YOUR INSTRUCTIONS: Copy out every line that contains "BeyondMommying".

(Extracts from a graphics dataset)
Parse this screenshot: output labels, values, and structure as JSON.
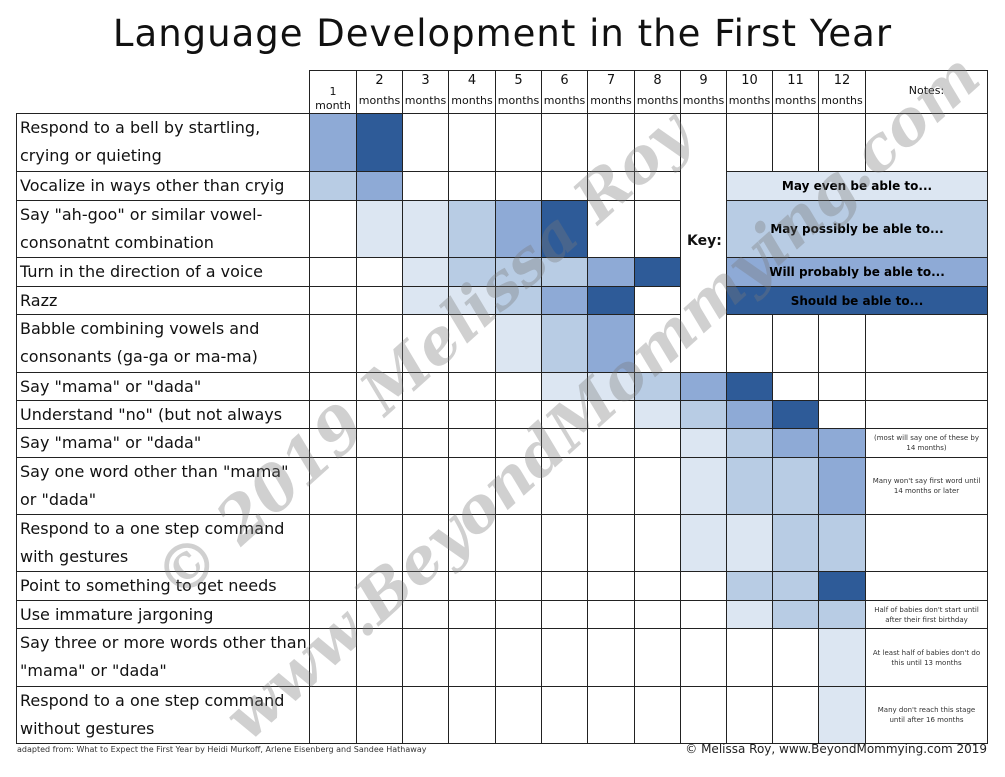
{
  "title": "Language Development in the First Year",
  "months": [
    {
      "num": "",
      "label": "1 month"
    },
    {
      "num": "2",
      "label": "months"
    },
    {
      "num": "3",
      "label": "months"
    },
    {
      "num": "4",
      "label": "months"
    },
    {
      "num": "5",
      "label": "months"
    },
    {
      "num": "6",
      "label": "months"
    },
    {
      "num": "7",
      "label": "months"
    },
    {
      "num": "8",
      "label": "months"
    },
    {
      "num": "9",
      "label": "months"
    },
    {
      "num": "10",
      "label": "months"
    },
    {
      "num": "11",
      "label": "months"
    },
    {
      "num": "12",
      "label": "months"
    }
  ],
  "notes_header": "Notes:",
  "colors": {
    "level1": "#dce6f2",
    "level2": "#b8cce4",
    "level3": "#8eaad6",
    "level4": "#2e5b98"
  },
  "milestones": [
    {
      "label": "Respond to a bell by startling, crying or quieting",
      "levels": [
        3,
        4,
        0,
        0,
        0,
        0,
        0,
        0,
        0,
        0,
        0,
        0
      ],
      "note": ""
    },
    {
      "label": "Vocalize in ways other than cryig",
      "levels": [
        2,
        3,
        0,
        0,
        0,
        0,
        0,
        0,
        0,
        0,
        0,
        0
      ],
      "note": ""
    },
    {
      "label": "Say \"ah-goo\" or similar vowel-consonatnt combination",
      "levels": [
        0,
        1,
        1,
        2,
        3,
        4,
        0,
        0,
        0,
        0,
        0,
        0
      ],
      "note": ""
    },
    {
      "label": "Turn in the direction of a voice",
      "levels": [
        0,
        0,
        1,
        2,
        2,
        2,
        3,
        4,
        0,
        0,
        0,
        0
      ],
      "note": ""
    },
    {
      "label": "Razz",
      "levels": [
        0,
        0,
        1,
        1,
        2,
        3,
        4,
        0,
        0,
        0,
        0,
        0
      ],
      "note": ""
    },
    {
      "label": "Babble combining vowels and consonants (ga-ga or ma-ma)",
      "levels": [
        0,
        0,
        0,
        0,
        1,
        2,
        3,
        0,
        0,
        0,
        0,
        0
      ],
      "note": ""
    },
    {
      "label": "Say \"mama\" or \"dada\" indiscrimitely",
      "levels": [
        0,
        0,
        0,
        0,
        0,
        1,
        1,
        2,
        3,
        4,
        0,
        0
      ],
      "note": ""
    },
    {
      "label": "Understand \"no\" (but not always obey)",
      "levels": [
        0,
        0,
        0,
        0,
        0,
        0,
        0,
        1,
        2,
        3,
        4,
        0
      ],
      "note": ""
    },
    {
      "label": "Say \"mama\" or \"dada\" discriminitely",
      "levels": [
        0,
        0,
        0,
        0,
        0,
        0,
        0,
        0,
        1,
        2,
        3,
        3
      ],
      "note": "(most will say one of these by 14 months)"
    },
    {
      "label": "Say one word other than \"mama\" or \"dada\"",
      "levels": [
        0,
        0,
        0,
        0,
        0,
        0,
        0,
        0,
        1,
        2,
        2,
        3
      ],
      "note": "Many won't say first word until 14 months or later"
    },
    {
      "label": "Respond to a one step command with gestures",
      "levels": [
        0,
        0,
        0,
        0,
        0,
        0,
        0,
        0,
        1,
        1,
        2,
        2
      ],
      "note": ""
    },
    {
      "label": "Point to something to get needs met",
      "levels": [
        0,
        0,
        0,
        0,
        0,
        0,
        0,
        0,
        0,
        2,
        2,
        4
      ],
      "note": ""
    },
    {
      "label": "Use immature jargoning",
      "levels": [
        0,
        0,
        0,
        0,
        0,
        0,
        0,
        0,
        0,
        1,
        2,
        2
      ],
      "note": "Half of babies don't start until after their first birthday"
    },
    {
      "label": "Say three or more words other than \"mama\" or \"dada\"",
      "levels": [
        0,
        0,
        0,
        0,
        0,
        0,
        0,
        0,
        0,
        0,
        0,
        1
      ],
      "note": "At least half of babies don't do this until 13 months"
    },
    {
      "label": "Respond to a one step command without gestures",
      "levels": [
        0,
        0,
        0,
        0,
        0,
        0,
        0,
        0,
        0,
        0,
        0,
        1
      ],
      "note": "Many don't reach this stage until after 16 months"
    }
  ],
  "key": {
    "label": "Key:",
    "items": [
      {
        "text": "May even be able to...",
        "level": 1
      },
      {
        "text": "May possibly be able to...",
        "level": 2
      },
      {
        "text": "Will probably be able to...",
        "level": 3
      },
      {
        "text": "Should be able to...",
        "level": 4
      }
    ]
  },
  "footer_left": "adapted from: What to Expect the First Year by Heidi Murkoff, Arlene Eisenberg and Sandee Hathaway",
  "footer_right": "© Melissa Roy, www.BeyondMommying.com 2019",
  "watermark": [
    "© 2019 Melissa Roy",
    "www.BeyondMommying.com"
  ]
}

ANSWER IN FULL:
  "footer_right": "© Melissa Roy, www.BeyondMommying.com 2019",
    "www.BeyondMommying.com"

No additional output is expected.